◆ Data entries ◆
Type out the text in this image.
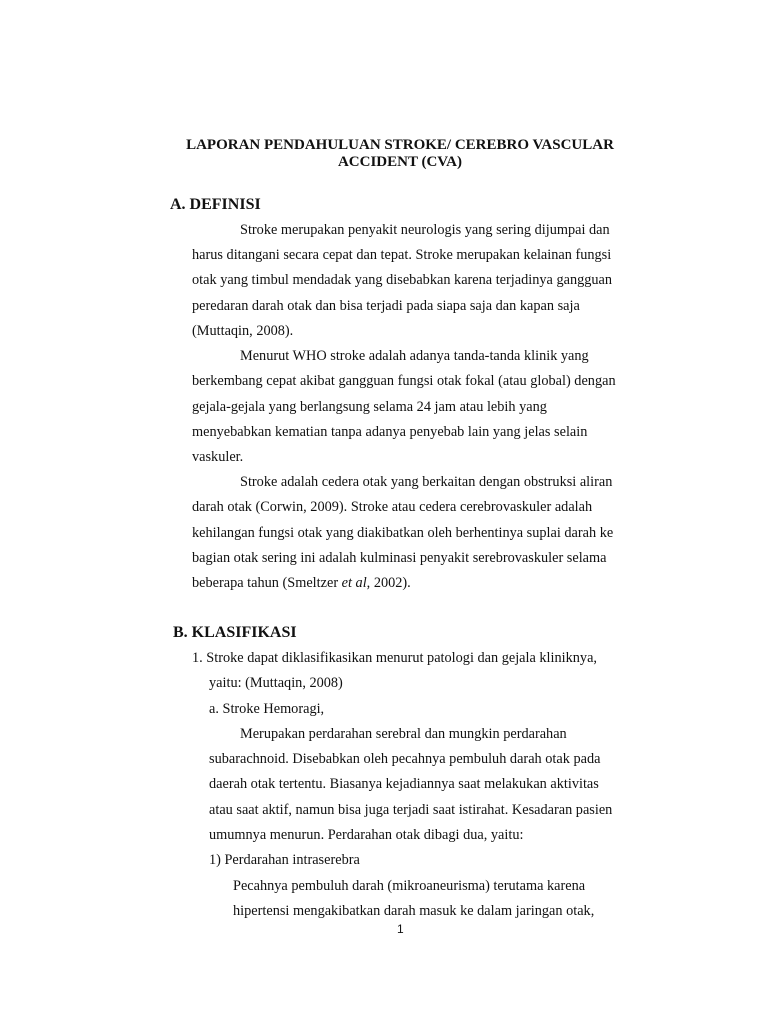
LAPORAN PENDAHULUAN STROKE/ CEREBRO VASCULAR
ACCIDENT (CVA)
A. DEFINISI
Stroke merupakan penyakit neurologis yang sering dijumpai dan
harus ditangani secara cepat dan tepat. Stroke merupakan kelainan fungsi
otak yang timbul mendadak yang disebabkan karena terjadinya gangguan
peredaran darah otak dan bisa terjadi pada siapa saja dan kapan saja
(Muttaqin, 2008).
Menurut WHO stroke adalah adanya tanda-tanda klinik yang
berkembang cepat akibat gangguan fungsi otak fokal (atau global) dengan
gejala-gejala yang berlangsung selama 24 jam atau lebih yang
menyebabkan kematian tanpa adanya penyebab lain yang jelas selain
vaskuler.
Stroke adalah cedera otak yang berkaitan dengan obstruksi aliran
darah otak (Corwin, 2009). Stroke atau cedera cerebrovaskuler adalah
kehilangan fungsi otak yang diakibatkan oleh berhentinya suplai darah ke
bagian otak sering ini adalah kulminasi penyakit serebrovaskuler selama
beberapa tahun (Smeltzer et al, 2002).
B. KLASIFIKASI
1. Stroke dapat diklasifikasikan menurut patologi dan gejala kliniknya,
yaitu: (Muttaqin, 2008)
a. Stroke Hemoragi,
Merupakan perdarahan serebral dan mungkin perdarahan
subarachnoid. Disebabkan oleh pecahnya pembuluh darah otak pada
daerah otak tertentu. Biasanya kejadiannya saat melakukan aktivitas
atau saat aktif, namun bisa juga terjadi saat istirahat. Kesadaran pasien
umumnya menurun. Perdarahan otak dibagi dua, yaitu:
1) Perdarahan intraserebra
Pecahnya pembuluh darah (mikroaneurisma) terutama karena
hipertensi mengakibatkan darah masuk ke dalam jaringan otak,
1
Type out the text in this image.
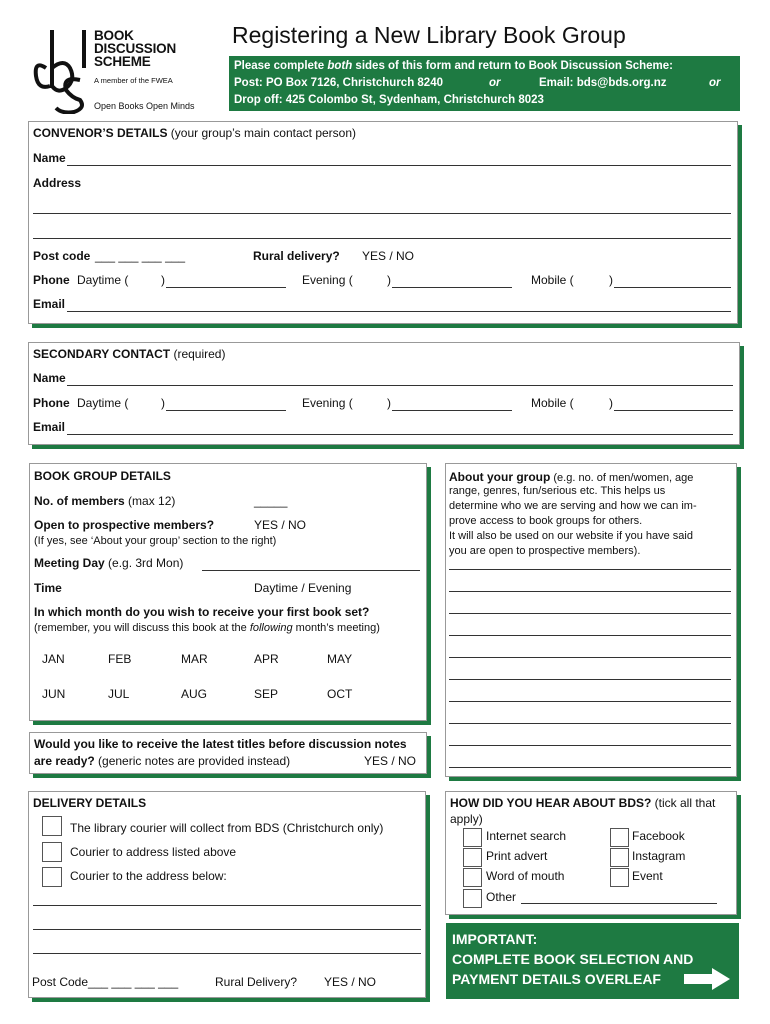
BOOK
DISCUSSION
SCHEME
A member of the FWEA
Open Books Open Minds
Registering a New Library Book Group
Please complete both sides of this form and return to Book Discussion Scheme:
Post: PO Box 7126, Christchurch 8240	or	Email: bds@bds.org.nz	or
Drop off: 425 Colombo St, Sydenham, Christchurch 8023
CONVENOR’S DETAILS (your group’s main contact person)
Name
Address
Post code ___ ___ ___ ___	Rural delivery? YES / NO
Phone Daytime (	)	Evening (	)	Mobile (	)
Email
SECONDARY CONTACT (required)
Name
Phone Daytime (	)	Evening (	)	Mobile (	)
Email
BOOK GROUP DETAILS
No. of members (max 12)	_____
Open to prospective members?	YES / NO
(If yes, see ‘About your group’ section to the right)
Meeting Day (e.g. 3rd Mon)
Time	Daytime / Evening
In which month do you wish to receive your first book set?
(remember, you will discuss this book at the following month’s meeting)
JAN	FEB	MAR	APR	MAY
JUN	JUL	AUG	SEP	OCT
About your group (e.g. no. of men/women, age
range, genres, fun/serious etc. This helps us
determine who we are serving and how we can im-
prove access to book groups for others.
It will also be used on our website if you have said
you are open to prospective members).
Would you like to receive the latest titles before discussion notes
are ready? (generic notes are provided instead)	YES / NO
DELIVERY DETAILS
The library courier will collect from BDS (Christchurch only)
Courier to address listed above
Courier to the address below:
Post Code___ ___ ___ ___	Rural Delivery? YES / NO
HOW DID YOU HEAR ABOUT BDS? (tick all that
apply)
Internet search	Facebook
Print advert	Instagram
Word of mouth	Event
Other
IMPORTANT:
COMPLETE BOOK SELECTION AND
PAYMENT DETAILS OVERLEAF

◆ PROBLEM REQUIREMENTS ◆
Reproduce each entry verbatim, excluding any embedded images.

◆ SOLUTION TO THIS EXERCISE ◆
Type out the text in this image.
LAPORAN PENDAHULUAN STROKE/ CEREBRO VASCULAR
ACCIDENT (CVA)
A. DEFINISI
Stroke merupakan penyakit neurologis yang sering dijumpai dan
harus ditangani secara cepat dan tepat. Stroke merupakan kelainan fungsi
otak yang timbul mendadak yang disebabkan karena terjadinya gangguan
peredaran darah otak dan bisa terjadi pada siapa saja dan kapan saja
(Muttaqin, 2008).
Menurut WHO stroke adalah adanya tanda-tanda klinik yang
berkembang cepat akibat gangguan fungsi otak fokal (atau global) dengan
gejala-gejala yang berlangsung selama 24 jam atau lebih yang
menyebabkan kematian tanpa adanya penyebab lain yang jelas selain
vaskuler.
Stroke adalah cedera otak yang berkaitan dengan obstruksi aliran
darah otak (Corwin, 2009). Stroke atau cedera cerebrovaskuler adalah
kehilangan fungsi otak yang diakibatkan oleh berhentinya suplai darah ke
bagian otak sering ini adalah kulminasi penyakit serebrovaskuler selama
beberapa tahun (Smeltzer et al, 2002).
B. KLASIFIKASI
1. Stroke dapat diklasifikasikan menurut patologi dan gejala kliniknya,
yaitu: (Muttaqin, 2008)
a. Stroke Hemoragi,
Merupakan perdarahan serebral dan mungkin perdarahan
subarachnoid. Disebabkan oleh pecahnya pembuluh darah otak pada
daerah otak tertentu. Biasanya kejadiannya saat melakukan aktivitas
atau saat aktif, namun bisa juga terjadi saat istirahat. Kesadaran pasien
umumnya menurun. Perdarahan otak dibagi dua, yaitu:
1) Perdarahan intraserebra
Pecahnya pembuluh darah (mikroaneurisma) terutama karena
hipertensi mengakibatkan darah masuk ke dalam jaringan otak,
1
Type out the text in this image.
BOOK
DISCUSSION
SCHEME
A member of the FWEA
Open Books Open Minds
Registering a New Library Book Group
Please complete both sides of this form and return to Book Discussion Scheme:
Post: PO Box 7126, Christchurch 8240	or	Email: bds@bds.org.nz	or
Drop off: 425 Colombo St, Sydenham, Christchurch 8023
CONVENOR’S DETAILS (your group’s main contact person)
Name
Address
Post code ___ ___ ___ ___	Rural delivery? YES / NO
Phone Daytime (	)	Evening (	)	Mobile (	)
Email
SECONDARY CONTACT (required)
Name
Phone Daytime (	)	Evening (	)	Mobile (	)
Email
BOOK GROUP DETAILS
No. of members (max 12)	_____
Open to prospective members?	YES / NO
(If yes, see ‘About your group’ section to the right)
Meeting Day (e.g. 3rd Mon)
Time	Daytime / Evening
In which month do you wish to receive your first book set?
(remember, you will discuss this book at the following month’s meeting)
JAN	FEB	MAR	APR	MAY
JUN	JUL	AUG	SEP	OCT
About your group (e.g. no. of men/women, age
range, genres, fun/serious etc. This helps us
determine who we are serving and how we can im-
prove access to book groups for others.
It will also be used on our website if you have said
you are open to prospective members).
Would you like to receive the latest titles before discussion notes
are ready? (generic notes are provided instead)	YES / NO
DELIVERY DETAILS
The library courier will collect from BDS (Christchurch only)
Courier to address listed above
Courier to the address below:
Post Code___ ___ ___ ___	Rural Delivery? YES / NO
HOW DID YOU HEAR ABOUT BDS? (tick all that
apply)
Internet search	Facebook
Print advert	Instagram
Word of mouth	Event
Other
IMPORTANT:
COMPLETE BOOK SELECTION AND
PAYMENT DETAILS OVERLEAF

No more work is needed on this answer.